Stored records
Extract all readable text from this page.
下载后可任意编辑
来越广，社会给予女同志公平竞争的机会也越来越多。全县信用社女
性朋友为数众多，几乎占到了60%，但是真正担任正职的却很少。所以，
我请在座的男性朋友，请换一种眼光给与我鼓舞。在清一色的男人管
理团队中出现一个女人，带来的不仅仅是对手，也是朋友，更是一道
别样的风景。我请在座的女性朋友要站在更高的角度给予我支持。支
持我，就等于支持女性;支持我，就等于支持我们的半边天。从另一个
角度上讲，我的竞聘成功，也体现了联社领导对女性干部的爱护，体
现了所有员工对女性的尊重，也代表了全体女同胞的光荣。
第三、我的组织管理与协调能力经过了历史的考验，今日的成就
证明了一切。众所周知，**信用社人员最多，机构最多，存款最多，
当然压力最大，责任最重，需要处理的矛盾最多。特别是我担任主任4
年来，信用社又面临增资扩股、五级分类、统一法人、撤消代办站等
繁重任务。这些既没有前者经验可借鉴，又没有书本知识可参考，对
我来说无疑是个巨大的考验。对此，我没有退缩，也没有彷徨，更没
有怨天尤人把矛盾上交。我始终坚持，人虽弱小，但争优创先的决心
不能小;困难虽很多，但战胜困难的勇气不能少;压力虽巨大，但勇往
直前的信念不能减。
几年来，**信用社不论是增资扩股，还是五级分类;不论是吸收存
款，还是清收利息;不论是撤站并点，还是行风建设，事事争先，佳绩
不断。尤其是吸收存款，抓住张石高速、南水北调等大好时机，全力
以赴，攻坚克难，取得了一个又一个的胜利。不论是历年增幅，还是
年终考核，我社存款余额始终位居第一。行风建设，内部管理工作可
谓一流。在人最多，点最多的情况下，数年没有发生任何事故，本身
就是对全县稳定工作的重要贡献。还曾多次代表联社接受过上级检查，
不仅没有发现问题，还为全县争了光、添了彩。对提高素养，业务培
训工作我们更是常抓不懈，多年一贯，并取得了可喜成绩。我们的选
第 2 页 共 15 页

Goal → What do the records say? Quote them all exactly.

Exercise answer →
Extract all readable text from this page.
下载后可任意编辑
来越广，社会给予女同志公平竞争的机会也越来越多。全县信用社女
性朋友为数众多，几乎占到了60%，但是真正担任正职的却很少。所以，
我请在座的男性朋友，请换一种眼光给与我鼓舞。在清一色的男人管
理团队中出现一个女人，带来的不仅仅是对手，也是朋友，更是一道
别样的风景。我请在座的女性朋友要站在更高的角度给予我支持。支
持我，就等于支持女性;支持我，就等于支持我们的半边天。从另一个
角度上讲，我的竞聘成功，也体现了联社领导对女性干部的爱护，体
现了所有员工对女性的尊重，也代表了全体女同胞的光荣。
第三、我的组织管理与协调能力经过了历史的考验，今日的成就
证明了一切。众所周知，**信用社人员最多，机构最多，存款最多，
当然压力最大，责任最重，需要处理的矛盾最多。特别是我担任主任4
年来，信用社又面临增资扩股、五级分类、统一法人、撤消代办站等
繁重任务。这些既没有前者经验可借鉴，又没有书本知识可参考，对
我来说无疑是个巨大的考验。对此，我没有退缩，也没有彷徨，更没
有怨天尤人把矛盾上交。我始终坚持，人虽弱小，但争优创先的决心
不能小;困难虽很多，但战胜困难的勇气不能少;压力虽巨大，但勇往
直前的信念不能减。
几年来，**信用社不论是增资扩股，还是五级分类;不论是吸收存
款，还是清收利息;不论是撤站并点，还是行风建设，事事争先，佳绩
不断。尤其是吸收存款，抓住张石高速、南水北调等大好时机，全力
以赴，攻坚克难，取得了一个又一个的胜利。不论是历年增幅，还是
年终考核，我社存款余额始终位居第一。行风建设，内部管理工作可
谓一流。在人最多，点最多的情况下，数年没有发生任何事故，本身
就是对全县稳定工作的重要贡献。还曾多次代表联社接受过上级检查，
不仅没有发现问题，还为全县争了光、添了彩。对提高素养，业务培
训工作我们更是常抓不懈，多年一贯，并取得了可喜成绩。我们的选
第 2 页 共 15 页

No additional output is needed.